━━━━━ RECORDED DATA ━━━━━

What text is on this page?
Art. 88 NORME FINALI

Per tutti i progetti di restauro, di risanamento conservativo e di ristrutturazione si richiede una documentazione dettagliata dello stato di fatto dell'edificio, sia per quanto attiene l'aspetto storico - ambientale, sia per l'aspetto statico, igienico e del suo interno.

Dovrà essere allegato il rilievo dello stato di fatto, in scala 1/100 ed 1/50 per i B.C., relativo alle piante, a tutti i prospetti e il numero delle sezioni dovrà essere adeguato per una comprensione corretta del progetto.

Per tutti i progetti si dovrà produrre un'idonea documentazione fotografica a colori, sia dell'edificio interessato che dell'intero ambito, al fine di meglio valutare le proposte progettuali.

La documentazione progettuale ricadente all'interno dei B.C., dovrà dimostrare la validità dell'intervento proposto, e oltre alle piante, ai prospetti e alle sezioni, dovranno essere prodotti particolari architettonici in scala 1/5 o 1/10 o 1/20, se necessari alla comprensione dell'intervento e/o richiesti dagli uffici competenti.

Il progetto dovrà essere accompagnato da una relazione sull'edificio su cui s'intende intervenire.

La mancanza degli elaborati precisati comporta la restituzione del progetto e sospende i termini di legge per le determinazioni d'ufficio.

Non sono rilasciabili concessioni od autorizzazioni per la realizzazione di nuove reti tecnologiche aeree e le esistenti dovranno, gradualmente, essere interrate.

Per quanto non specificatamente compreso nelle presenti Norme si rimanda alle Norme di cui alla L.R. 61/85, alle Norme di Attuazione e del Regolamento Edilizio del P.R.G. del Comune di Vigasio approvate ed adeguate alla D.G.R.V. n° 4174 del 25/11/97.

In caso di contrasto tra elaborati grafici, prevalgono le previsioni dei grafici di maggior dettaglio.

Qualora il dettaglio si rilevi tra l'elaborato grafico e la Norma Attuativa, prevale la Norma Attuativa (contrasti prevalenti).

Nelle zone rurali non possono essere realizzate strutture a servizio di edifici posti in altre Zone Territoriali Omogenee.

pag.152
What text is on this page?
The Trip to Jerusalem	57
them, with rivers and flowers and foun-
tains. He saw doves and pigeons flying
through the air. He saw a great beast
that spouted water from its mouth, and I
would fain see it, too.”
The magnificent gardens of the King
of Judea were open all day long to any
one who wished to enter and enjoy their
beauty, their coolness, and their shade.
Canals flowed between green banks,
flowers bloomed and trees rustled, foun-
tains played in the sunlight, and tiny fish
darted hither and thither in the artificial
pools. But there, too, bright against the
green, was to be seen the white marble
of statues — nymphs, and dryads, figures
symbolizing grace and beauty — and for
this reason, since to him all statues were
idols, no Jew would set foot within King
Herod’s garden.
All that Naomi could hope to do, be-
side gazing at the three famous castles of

━━━━━

PROMPT: Your task is to gather every line with the word "scala" and copy it.

FULL SOLUTION:
Dovrà essere allegato il rilievo dello stato di fatto, in scala 1/100 ed 1/50 per i B.C., relativo alle piante, a tutti i prospetti e il numero delle sezioni dovrà essere adeguato per una comprensione corretta del progetto.
La documentazione progettuale ricadente all'interno dei B.C., dovrà dimostrare la validità dell'intervento proposto, e oltre alle piante, ai prospetti e alle sezioni, dovranno essere prodotti particolari architettonici in scala 1/5 o 1/10 o 1/20, se necessari alla comprensione dell'intervento e/o richiesti dagli uffici competenti.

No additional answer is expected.